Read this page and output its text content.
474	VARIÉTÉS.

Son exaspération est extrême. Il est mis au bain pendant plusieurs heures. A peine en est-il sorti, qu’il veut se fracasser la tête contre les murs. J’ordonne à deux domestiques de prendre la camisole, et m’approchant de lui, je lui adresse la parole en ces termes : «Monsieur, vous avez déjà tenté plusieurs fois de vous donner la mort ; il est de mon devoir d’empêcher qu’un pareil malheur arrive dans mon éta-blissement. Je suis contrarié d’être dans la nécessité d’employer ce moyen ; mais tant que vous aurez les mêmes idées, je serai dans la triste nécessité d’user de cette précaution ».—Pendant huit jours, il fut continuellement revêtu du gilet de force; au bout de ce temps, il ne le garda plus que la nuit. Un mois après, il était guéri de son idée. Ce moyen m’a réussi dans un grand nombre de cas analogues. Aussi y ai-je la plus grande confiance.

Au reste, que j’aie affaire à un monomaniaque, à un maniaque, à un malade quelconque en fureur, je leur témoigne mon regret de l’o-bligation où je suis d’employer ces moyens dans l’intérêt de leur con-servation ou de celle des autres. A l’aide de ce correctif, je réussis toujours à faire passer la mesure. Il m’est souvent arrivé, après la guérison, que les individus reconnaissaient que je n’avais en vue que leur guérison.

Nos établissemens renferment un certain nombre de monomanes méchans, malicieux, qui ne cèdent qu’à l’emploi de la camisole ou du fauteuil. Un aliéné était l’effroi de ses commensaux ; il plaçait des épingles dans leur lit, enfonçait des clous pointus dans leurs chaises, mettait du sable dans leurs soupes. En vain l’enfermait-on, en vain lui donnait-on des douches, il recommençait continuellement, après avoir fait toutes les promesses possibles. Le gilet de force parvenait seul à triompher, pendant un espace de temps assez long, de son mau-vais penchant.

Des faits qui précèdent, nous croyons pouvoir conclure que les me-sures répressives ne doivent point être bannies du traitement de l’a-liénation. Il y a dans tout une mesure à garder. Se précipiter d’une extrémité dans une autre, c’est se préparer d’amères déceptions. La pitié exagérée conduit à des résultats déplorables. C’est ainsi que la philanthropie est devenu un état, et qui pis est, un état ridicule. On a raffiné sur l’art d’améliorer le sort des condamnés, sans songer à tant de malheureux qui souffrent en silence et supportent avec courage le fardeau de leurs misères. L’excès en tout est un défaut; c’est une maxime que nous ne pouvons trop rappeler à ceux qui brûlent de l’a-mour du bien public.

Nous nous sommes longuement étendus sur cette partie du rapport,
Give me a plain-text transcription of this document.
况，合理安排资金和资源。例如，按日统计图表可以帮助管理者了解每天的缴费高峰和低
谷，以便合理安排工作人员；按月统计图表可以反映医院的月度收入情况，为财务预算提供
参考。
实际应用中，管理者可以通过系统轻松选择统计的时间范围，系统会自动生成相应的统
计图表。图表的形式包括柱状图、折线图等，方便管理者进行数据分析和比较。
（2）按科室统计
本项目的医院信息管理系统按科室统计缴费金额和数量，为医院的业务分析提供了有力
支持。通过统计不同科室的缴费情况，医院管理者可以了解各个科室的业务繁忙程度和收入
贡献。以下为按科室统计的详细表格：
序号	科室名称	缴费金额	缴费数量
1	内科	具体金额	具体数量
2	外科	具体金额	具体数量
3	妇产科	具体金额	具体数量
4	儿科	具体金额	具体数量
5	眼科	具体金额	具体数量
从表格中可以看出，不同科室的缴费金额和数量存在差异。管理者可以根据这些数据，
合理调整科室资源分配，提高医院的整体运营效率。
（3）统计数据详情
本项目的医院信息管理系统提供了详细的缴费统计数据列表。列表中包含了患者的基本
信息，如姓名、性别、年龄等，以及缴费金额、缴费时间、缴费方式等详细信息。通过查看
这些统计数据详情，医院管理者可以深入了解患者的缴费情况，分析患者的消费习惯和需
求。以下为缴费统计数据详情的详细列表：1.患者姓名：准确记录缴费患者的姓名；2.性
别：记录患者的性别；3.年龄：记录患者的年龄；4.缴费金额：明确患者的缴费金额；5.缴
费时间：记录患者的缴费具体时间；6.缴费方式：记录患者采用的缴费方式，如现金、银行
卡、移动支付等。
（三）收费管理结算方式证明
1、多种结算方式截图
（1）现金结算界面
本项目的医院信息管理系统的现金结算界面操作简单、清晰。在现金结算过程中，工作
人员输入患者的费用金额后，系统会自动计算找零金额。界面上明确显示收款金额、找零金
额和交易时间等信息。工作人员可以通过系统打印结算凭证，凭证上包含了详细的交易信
- - - - -
◆ Requirements
Copy out each line of the records that holds the string "具体数量".

◆ Result for this exercise
1	内科	具体金额	具体数量
2	外科	具体金额	具体数量
3	妇产科	具体金额	具体数量
4	儿科	具体金额	具体数量
5	眼科	具体金额	具体数量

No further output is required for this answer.